GOAL: Wherever a line below holds the word "piscina", copy that line.

GIVEN RECORDS:

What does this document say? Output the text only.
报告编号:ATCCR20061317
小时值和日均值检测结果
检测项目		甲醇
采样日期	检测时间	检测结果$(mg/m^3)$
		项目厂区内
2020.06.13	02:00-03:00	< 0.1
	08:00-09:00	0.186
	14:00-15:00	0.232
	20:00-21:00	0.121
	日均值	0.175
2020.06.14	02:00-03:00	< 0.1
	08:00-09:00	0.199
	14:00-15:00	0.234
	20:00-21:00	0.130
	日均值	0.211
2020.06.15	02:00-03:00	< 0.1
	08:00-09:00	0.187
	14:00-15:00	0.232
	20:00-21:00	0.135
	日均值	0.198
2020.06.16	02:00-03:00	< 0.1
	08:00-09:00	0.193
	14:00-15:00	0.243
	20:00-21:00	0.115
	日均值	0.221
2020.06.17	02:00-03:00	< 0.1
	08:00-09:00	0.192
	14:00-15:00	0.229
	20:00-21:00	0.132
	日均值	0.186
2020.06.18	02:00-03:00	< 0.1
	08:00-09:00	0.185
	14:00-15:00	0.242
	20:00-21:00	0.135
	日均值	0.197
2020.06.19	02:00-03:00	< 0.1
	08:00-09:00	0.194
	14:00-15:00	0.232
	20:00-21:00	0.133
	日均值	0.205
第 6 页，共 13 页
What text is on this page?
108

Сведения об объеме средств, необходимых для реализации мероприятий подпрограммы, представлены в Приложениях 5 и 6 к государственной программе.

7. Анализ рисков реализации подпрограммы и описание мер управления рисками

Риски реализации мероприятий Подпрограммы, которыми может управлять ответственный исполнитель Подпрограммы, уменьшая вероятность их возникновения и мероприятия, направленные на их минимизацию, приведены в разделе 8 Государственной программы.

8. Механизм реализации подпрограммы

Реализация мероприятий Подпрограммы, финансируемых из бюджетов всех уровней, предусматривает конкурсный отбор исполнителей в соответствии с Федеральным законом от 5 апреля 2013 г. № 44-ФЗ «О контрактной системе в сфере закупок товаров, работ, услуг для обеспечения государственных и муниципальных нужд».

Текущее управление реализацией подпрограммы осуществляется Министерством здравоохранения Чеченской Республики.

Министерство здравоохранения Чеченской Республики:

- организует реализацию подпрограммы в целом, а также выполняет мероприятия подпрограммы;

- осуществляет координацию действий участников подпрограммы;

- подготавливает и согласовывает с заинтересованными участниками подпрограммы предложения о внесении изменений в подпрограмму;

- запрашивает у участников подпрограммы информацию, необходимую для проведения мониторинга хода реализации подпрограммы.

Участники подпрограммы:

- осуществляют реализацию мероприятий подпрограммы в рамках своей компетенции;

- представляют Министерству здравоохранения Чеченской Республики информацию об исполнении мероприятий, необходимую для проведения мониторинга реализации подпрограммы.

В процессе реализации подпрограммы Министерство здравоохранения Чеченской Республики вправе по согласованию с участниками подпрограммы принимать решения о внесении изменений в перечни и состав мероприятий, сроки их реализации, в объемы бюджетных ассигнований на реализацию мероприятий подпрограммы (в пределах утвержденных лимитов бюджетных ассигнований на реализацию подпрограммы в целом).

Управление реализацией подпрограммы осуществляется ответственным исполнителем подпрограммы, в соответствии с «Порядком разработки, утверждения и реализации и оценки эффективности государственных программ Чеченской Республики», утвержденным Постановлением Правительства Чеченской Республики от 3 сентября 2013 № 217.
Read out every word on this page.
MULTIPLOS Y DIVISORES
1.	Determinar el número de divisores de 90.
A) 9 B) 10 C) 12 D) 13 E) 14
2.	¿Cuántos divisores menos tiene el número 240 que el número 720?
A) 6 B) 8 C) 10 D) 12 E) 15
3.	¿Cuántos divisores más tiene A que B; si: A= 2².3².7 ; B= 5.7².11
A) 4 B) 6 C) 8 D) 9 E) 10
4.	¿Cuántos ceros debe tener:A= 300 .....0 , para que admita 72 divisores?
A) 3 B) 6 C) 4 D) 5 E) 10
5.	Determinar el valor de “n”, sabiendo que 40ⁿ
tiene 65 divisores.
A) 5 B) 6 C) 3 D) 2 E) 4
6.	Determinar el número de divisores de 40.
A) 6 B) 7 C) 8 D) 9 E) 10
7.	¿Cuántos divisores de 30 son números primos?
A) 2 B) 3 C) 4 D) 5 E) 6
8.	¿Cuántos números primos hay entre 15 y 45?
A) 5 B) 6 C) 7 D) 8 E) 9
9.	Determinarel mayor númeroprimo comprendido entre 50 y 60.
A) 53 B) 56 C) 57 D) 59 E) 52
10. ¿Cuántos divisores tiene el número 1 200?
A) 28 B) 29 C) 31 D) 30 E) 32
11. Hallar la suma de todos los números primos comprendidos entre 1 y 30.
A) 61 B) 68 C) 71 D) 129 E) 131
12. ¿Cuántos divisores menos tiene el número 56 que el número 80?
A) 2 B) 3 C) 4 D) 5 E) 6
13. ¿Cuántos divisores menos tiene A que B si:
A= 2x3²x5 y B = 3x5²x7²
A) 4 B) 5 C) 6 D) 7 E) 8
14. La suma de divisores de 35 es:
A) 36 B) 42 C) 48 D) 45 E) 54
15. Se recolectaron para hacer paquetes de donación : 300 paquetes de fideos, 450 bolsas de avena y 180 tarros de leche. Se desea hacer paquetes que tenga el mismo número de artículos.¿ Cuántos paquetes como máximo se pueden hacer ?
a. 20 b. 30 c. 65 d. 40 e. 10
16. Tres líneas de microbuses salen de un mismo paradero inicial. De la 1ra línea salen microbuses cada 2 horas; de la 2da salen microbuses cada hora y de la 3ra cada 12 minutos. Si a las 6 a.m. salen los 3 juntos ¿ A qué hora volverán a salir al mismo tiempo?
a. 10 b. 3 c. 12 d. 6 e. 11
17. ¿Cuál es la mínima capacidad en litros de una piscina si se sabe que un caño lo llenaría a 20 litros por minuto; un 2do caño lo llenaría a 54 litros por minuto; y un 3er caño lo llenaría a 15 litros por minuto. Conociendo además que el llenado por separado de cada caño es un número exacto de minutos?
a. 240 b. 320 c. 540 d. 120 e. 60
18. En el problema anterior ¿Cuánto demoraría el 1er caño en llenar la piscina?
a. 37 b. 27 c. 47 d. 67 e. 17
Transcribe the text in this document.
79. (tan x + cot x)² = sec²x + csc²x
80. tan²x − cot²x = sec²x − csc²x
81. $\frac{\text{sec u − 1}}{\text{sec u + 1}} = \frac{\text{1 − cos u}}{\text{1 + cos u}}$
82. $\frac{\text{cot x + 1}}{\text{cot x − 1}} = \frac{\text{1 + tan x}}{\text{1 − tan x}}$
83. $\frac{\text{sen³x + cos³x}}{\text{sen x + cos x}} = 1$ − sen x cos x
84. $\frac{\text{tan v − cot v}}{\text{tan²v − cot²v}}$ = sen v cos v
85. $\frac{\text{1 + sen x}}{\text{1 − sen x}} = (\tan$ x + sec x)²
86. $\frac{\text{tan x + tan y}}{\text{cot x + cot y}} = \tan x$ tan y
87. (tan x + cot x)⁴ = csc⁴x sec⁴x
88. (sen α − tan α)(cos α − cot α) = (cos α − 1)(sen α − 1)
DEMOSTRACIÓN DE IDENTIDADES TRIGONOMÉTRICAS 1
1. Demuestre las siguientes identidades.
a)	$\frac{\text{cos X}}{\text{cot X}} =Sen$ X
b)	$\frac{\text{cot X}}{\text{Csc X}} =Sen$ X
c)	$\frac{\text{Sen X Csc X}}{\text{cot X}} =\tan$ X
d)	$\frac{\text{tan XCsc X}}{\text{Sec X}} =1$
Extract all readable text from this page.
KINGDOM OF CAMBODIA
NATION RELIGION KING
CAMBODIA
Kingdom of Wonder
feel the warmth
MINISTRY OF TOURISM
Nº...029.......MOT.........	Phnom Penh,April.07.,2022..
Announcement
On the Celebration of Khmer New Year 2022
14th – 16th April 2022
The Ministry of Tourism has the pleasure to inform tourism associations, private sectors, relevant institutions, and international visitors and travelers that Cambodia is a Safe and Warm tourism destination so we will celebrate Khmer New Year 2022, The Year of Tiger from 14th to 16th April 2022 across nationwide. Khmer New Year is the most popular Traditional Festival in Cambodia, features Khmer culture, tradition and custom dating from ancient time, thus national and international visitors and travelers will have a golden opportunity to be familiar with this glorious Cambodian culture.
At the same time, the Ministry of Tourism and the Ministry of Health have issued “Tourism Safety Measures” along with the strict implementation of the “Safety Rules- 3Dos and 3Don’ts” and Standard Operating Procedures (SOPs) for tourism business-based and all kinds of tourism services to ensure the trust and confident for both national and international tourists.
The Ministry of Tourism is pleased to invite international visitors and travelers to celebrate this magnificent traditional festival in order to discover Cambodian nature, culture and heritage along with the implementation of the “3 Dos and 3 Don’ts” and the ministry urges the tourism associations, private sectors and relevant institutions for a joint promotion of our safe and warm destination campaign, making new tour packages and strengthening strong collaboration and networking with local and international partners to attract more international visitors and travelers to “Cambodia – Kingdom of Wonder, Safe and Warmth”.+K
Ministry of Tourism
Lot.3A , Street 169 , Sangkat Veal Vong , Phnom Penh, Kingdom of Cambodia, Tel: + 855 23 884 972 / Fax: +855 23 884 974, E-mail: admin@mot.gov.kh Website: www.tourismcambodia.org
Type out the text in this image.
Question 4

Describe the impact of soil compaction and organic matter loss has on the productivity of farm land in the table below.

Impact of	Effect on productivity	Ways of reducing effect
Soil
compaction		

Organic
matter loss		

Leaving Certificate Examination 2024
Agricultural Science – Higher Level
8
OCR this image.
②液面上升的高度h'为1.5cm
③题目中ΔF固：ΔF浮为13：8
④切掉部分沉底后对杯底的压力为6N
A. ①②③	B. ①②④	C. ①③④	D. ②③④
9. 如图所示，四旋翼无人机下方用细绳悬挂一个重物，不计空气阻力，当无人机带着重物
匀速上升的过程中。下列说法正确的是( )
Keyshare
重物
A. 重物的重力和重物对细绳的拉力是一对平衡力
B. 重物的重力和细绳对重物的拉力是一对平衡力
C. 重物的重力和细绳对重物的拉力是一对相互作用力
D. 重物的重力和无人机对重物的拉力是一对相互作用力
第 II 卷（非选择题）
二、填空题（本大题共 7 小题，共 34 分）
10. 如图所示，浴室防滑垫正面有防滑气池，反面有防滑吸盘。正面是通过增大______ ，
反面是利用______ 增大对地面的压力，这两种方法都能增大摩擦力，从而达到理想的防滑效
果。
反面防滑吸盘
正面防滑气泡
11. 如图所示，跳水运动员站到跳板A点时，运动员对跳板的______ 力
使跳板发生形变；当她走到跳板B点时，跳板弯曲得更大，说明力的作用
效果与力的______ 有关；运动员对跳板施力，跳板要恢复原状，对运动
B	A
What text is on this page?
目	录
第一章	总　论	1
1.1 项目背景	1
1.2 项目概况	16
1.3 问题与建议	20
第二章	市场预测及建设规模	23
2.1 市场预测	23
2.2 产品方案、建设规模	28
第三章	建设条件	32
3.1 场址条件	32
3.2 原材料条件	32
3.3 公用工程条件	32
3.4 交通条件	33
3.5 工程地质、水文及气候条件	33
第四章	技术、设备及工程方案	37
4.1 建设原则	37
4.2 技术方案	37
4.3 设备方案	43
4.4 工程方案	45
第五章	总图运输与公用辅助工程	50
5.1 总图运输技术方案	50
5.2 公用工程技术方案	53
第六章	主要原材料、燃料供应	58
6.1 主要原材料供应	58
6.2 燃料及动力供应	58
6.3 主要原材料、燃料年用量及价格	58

ANSWER:
17. ¿Cuál es la mínima capacidad en litros de una piscina si se sabe que un caño lo llenaría a 20 litros por minuto; un 2do caño lo llenaría a 54 litros por minuto; y un 3er caño lo llenaría a 15 litros por minuto. Conociendo además que el llenado por separado de cada caño es un número exacto de minutos?
18. En el problema anterior ¿Cuánto demoraría el 1er caño en llenar la piscina?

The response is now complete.